-- Start of AVAILABLE RECORDS --

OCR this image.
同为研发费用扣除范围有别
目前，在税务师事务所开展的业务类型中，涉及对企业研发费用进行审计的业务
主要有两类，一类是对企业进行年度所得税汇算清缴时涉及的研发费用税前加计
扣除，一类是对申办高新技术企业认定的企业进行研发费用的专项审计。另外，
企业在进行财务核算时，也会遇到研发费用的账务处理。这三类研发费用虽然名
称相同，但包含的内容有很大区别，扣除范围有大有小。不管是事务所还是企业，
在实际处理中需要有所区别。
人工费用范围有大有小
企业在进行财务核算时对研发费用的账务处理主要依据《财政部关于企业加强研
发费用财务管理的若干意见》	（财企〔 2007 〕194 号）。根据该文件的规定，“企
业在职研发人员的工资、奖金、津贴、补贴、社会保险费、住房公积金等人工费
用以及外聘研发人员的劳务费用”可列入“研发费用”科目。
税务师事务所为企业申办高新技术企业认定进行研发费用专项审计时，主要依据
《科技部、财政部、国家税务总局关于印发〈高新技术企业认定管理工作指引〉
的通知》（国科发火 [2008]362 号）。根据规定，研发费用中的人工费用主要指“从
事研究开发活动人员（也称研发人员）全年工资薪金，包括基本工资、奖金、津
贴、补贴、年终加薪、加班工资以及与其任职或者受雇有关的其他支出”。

-- End of AVAILABLE RECORDS --

▶ [REQUEST]:
Retype the listing exactly, in full.

▶ [SOLUTION]:
OCR this image.
同为研发费用扣除范围有别
目前，在税务师事务所开展的业务类型中，涉及对企业研发费用进行审计的业务
主要有两类，一类是对企业进行年度所得税汇算清缴时涉及的研发费用税前加计
扣除，一类是对申办高新技术企业认定的企业进行研发费用的专项审计。另外，
企业在进行财务核算时，也会遇到研发费用的账务处理。这三类研发费用虽然名
称相同，但包含的内容有很大区别，扣除范围有大有小。不管是事务所还是企业，
在实际处理中需要有所区别。
人工费用范围有大有小
企业在进行财务核算时对研发费用的账务处理主要依据《财政部关于企业加强研
发费用财务管理的若干意见》	（财企〔 2007 〕194 号）。根据该文件的规定，“企
业在职研发人员的工资、奖金、津贴、补贴、社会保险费、住房公积金等人工费
用以及外聘研发人员的劳务费用”可列入“研发费用”科目。
税务师事务所为企业申办高新技术企业认定进行研发费用专项审计时，主要依据
《科技部、财政部、国家税务总局关于印发〈高新技术企业认定管理工作指引〉
的通知》（国科发火 [2008]362 号）。根据规定，研发费用中的人工费用主要指“从
事研究开发活动人员（也称研发人员）全年工资薪金，包括基本工资、奖金、津
贴、补贴、年终加薪、加班工资以及与其任职或者受雇有关的其他支出”。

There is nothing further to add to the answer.